## GIVEN TASK
Locate every line in the material below that has the word "this". Copy each of those lines.

※

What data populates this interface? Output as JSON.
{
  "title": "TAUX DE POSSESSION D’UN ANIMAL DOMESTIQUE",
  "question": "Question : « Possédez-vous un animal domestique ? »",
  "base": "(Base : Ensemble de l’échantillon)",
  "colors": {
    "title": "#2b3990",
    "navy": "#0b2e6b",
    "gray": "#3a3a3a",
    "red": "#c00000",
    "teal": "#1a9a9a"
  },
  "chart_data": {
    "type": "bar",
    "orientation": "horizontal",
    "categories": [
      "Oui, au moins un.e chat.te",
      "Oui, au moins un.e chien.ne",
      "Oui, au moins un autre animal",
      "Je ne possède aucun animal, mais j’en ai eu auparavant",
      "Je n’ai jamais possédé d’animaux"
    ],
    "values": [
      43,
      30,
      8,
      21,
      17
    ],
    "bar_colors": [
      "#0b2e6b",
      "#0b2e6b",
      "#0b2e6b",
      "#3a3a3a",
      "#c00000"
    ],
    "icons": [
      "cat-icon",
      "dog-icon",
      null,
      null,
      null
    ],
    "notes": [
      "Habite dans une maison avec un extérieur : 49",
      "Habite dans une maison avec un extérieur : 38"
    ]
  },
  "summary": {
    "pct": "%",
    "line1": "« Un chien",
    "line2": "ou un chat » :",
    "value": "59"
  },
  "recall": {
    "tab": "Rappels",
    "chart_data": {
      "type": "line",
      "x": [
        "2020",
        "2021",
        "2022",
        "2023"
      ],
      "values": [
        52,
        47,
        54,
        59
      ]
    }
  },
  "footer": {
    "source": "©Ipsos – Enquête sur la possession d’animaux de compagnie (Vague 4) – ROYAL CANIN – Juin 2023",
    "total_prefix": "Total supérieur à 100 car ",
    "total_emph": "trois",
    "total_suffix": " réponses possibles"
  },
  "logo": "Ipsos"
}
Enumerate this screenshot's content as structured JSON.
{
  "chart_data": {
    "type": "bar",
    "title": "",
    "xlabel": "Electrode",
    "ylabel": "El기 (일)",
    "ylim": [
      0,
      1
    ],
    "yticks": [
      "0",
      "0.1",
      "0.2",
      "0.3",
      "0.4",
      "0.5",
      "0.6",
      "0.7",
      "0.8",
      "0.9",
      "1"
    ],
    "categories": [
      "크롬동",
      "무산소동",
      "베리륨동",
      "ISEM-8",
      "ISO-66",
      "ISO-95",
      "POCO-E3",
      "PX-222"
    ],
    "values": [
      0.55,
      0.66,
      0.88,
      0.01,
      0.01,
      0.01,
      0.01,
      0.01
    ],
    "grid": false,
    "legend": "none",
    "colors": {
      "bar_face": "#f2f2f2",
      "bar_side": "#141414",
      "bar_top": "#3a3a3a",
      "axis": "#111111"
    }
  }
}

※

## RESPONSE
What data populates this interface? Output as JSON.
Enumerate this screenshot's content as structured JSON.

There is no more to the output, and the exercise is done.